Search the material for the string "metronome" and copy each line where it occurs.
=====
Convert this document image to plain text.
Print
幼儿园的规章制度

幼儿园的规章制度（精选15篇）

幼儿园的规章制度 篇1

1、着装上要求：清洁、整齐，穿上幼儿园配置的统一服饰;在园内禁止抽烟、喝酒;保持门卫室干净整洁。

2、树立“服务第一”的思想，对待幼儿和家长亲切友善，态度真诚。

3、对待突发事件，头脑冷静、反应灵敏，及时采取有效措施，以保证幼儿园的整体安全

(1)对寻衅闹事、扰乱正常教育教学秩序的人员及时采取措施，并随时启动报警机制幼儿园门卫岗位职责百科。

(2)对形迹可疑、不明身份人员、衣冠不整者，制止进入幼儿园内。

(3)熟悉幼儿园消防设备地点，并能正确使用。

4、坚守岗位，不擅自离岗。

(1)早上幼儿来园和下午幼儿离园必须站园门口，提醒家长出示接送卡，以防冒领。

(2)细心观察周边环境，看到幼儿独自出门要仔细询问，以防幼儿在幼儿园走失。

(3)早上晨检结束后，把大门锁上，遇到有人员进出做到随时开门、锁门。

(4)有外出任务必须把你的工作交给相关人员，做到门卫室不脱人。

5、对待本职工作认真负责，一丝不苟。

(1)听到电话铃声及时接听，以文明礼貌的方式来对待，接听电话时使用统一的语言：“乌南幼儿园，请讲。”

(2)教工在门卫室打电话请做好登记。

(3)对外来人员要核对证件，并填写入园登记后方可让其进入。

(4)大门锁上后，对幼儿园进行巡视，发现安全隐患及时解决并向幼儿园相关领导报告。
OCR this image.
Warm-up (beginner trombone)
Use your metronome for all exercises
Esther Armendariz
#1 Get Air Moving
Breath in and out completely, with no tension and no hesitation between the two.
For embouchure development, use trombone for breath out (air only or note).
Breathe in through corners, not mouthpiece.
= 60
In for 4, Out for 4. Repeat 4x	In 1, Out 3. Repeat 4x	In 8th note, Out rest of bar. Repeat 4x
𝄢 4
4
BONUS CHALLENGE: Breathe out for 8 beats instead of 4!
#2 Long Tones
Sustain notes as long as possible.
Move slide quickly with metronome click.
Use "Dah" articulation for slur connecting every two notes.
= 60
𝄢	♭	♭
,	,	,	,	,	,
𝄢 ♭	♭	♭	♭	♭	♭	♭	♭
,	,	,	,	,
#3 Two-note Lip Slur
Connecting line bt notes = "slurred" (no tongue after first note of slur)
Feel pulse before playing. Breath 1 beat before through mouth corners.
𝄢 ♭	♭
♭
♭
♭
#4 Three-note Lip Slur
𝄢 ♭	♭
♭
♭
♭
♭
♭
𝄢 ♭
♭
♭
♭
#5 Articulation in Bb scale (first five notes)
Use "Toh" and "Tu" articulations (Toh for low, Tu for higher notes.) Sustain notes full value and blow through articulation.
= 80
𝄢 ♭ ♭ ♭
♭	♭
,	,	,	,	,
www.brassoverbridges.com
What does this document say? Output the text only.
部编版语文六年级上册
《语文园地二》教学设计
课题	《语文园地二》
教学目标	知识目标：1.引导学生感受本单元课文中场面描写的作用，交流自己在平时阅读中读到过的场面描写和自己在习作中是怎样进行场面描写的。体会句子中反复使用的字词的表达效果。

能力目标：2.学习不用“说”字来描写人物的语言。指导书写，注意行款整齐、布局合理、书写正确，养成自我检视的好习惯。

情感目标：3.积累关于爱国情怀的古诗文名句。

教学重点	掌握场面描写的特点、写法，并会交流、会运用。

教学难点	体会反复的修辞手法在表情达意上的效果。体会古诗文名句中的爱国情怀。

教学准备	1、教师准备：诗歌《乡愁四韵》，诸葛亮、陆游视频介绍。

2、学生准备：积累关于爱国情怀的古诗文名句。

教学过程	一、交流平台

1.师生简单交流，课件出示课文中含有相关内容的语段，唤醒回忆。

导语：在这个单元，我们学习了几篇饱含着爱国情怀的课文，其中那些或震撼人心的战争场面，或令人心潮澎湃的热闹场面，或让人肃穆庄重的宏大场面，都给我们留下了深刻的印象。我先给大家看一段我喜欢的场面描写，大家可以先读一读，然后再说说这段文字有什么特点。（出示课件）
=====
= The result =
Use your metronome for all exercises
Move slide quickly with metronome click.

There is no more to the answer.